--- Begin Raw records ---

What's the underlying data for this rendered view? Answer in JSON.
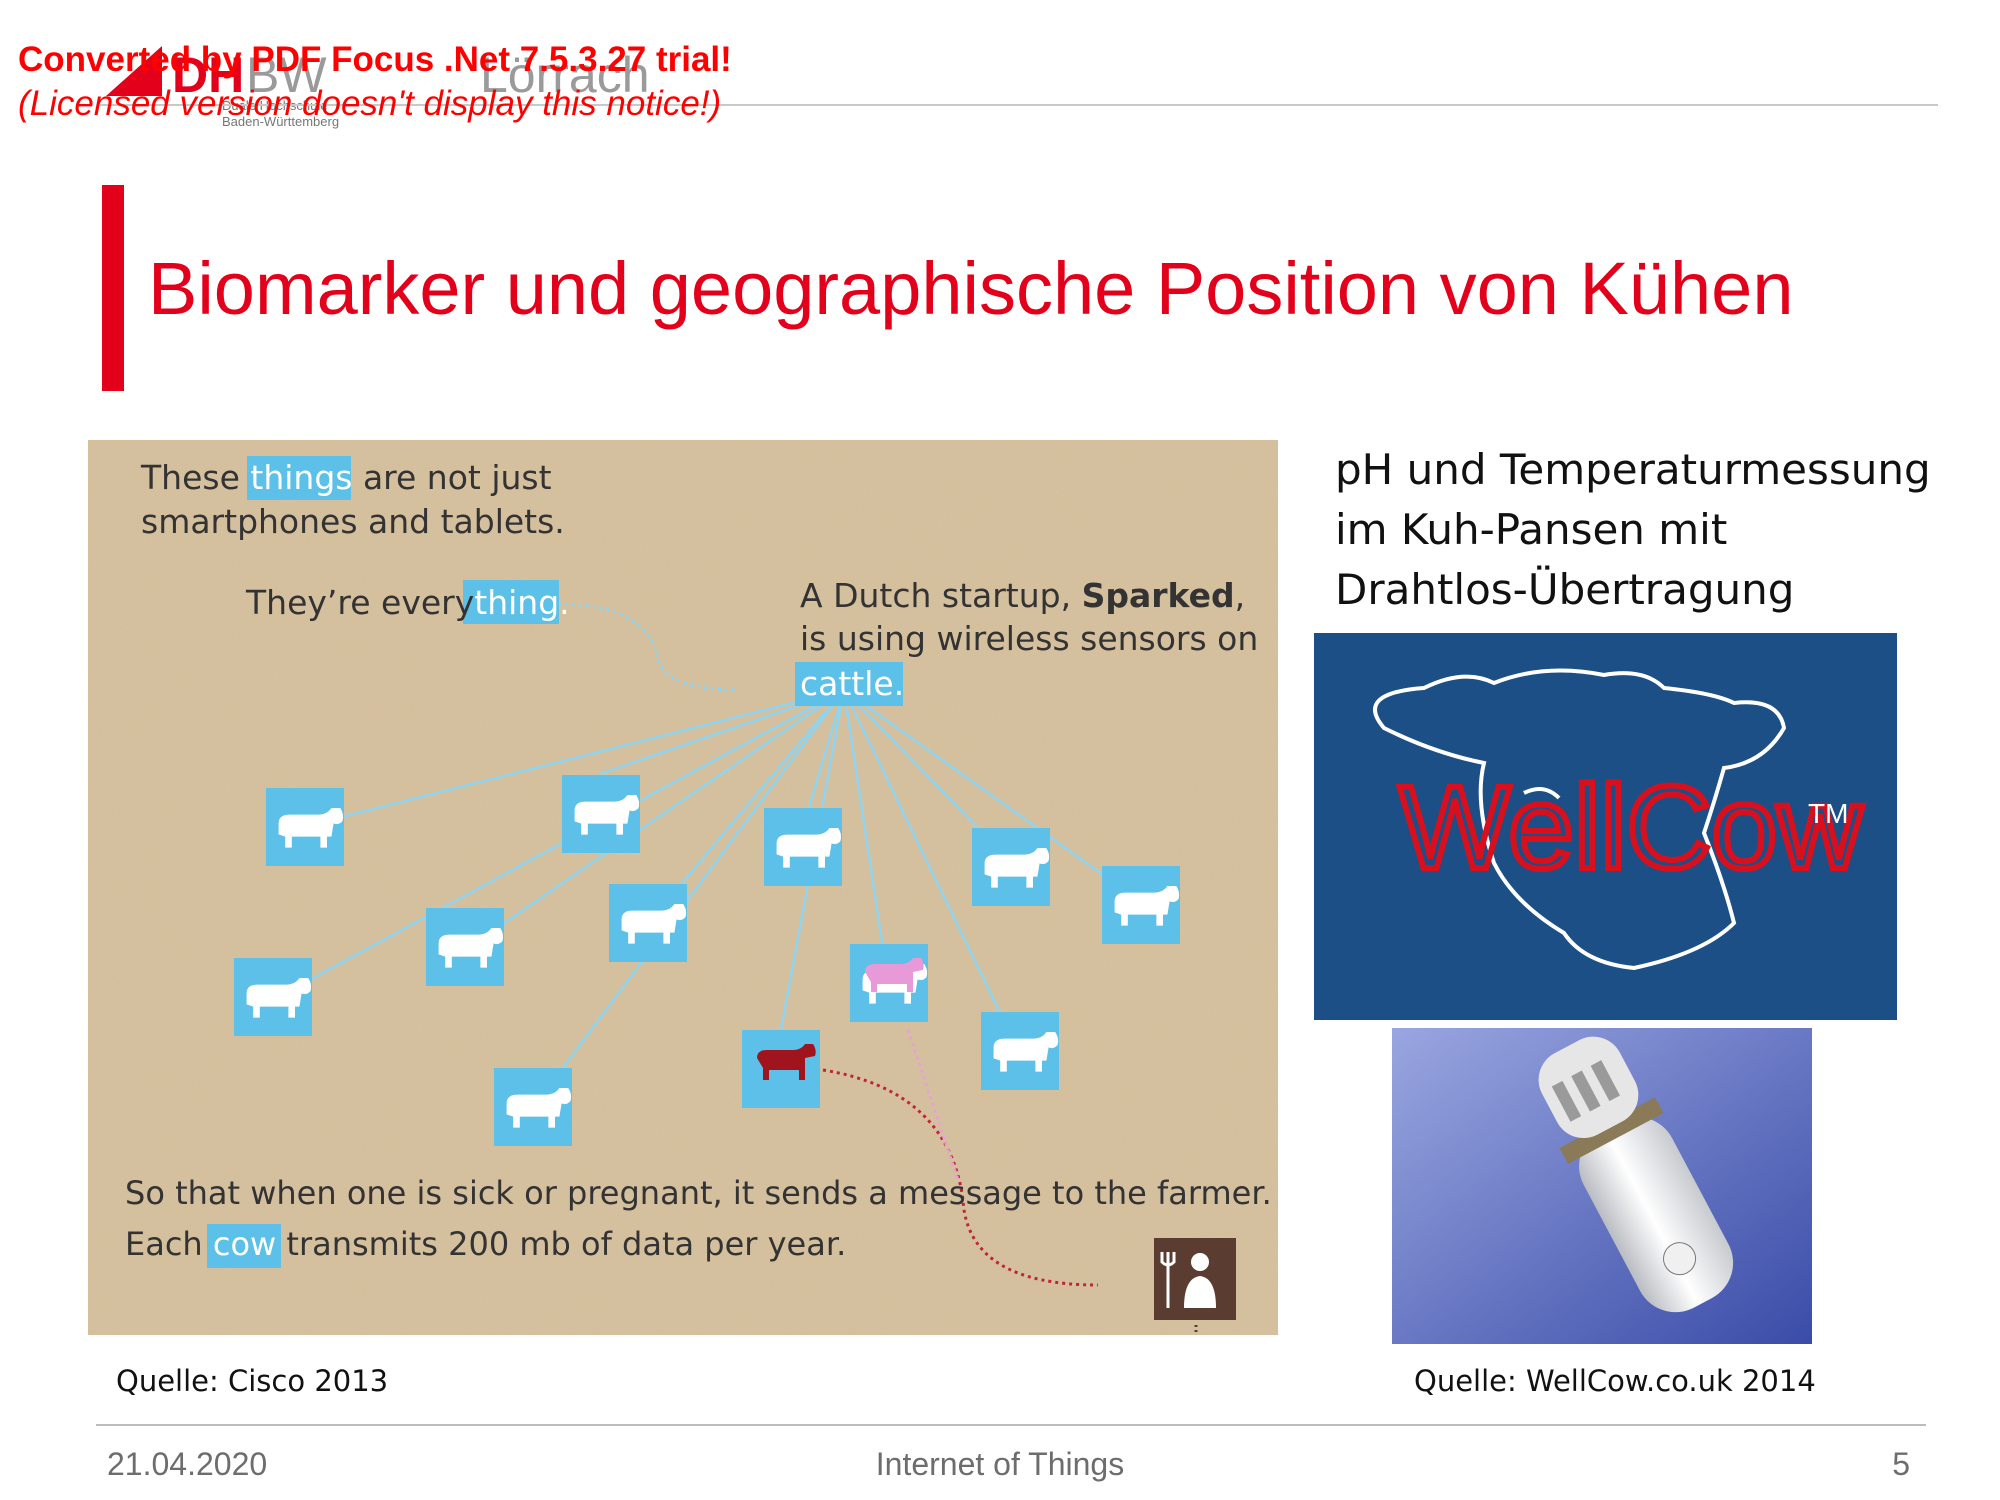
{
  "header": {
    "logo_text": "DHBW Lörrach",
    "logo_subtitle": "Duale Hochschule Baden-Württemberg",
    "trial_line1": "Converted by PDF Focus .Net 7.5.3.27 trial!",
    "trial_line2": "(Licensed version doesn't display this notice!)"
  },
  "slide": {
    "title": "Biomarker und geographische Position von Kühen"
  },
  "left_figure": {
    "line1_pre": "These ",
    "line1_hl": "things",
    "line1_post": " are not just",
    "line2": "smartphones and tablets.",
    "line3_pre": "They’re every",
    "line3_hl": "thing.",
    "dutch1_pre": "A Dutch startup, ",
    "dutch1_bold": "Sparked",
    "dutch1_post": ",",
    "dutch2": "is using wireless sensors on",
    "dutch3_hl": "cattle.",
    "bottom1": "So that when one is sick or pregnant, it sends a message to the farmer.",
    "bottom2_pre": "Each ",
    "bottom2_hl": "cow",
    "bottom2_post": " transmits 200 mb of data per year.",
    "caption": "Quelle: Cisco 2013"
  },
  "right_panel": {
    "text_line1": "pH und Temperaturmessung",
    "text_line2": "im Kuh-Pansen mit",
    "text_line3": "Drahtlos-Übertragung",
    "wellcow_logo_text": "WellCow",
    "tm": "TM",
    "caption": "Quelle: WellCow.co.uk 2014"
  },
  "footer": {
    "date": "21.04.2020",
    "center": "Internet of Things",
    "page": "5"
  },
  "colors": {
    "accent_red": "#e2001a",
    "highlight_blue": "#5cc0e8",
    "wellcow_bg": "#1b4f86"
  }
}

--- End Raw records ---

▶ The exercise
Copy out the listing exactly as it stands, but not the pictures.

▶ Exercise output
What's the underlying data for this rendered view? Answer in JSON.
{
  "header": {
    "logo_text": "DHBW Lörrach",
    "logo_subtitle": "Duale Hochschule Baden-Württemberg",
    "trial_line1": "Converted by PDF Focus .Net 7.5.3.27 trial!",
    "trial_line2": "(Licensed version doesn't display this notice!)"
  },
  "slide": {
    "title": "Biomarker und geographische Position von Kühen"
  },
  "left_figure": {
    "line1_pre": "These ",
    "line1_hl": "things",
    "line1_post": " are not just",
    "line2": "smartphones and tablets.",
    "line3_pre": "They’re every",
    "line3_hl": "thing.",
    "dutch1_pre": "A Dutch startup, ",
    "dutch1_bold": "Sparked",
    "dutch1_post": ",",
    "dutch2": "is using wireless sensors on",
    "dutch3_hl": "cattle.",
    "bottom1": "So that when one is sick or pregnant, it sends a message to the farmer.",
    "bottom2_pre": "Each ",
    "bottom2_hl": "cow",
    "bottom2_post": " transmits 200 mb of data per year.",
    "caption": "Quelle: Cisco 2013"
  },
  "right_panel": {
    "text_line1": "pH und Temperaturmessung",
    "text_line2": "im Kuh-Pansen mit",
    "text_line3": "Drahtlos-Übertragung",
    "wellcow_logo_text": "WellCow",
    "tm": "TM",
    "caption": "Quelle: WellCow.co.uk 2014"
  },
  "footer": {
    "date": "21.04.2020",
    "center": "Internet of Things",
    "page": "5"
  },
  "colors": {
    "accent_red": "#e2001a",
    "highlight_blue": "#5cc0e8",
    "wellcow_bg": "#1b4f86"
  }
}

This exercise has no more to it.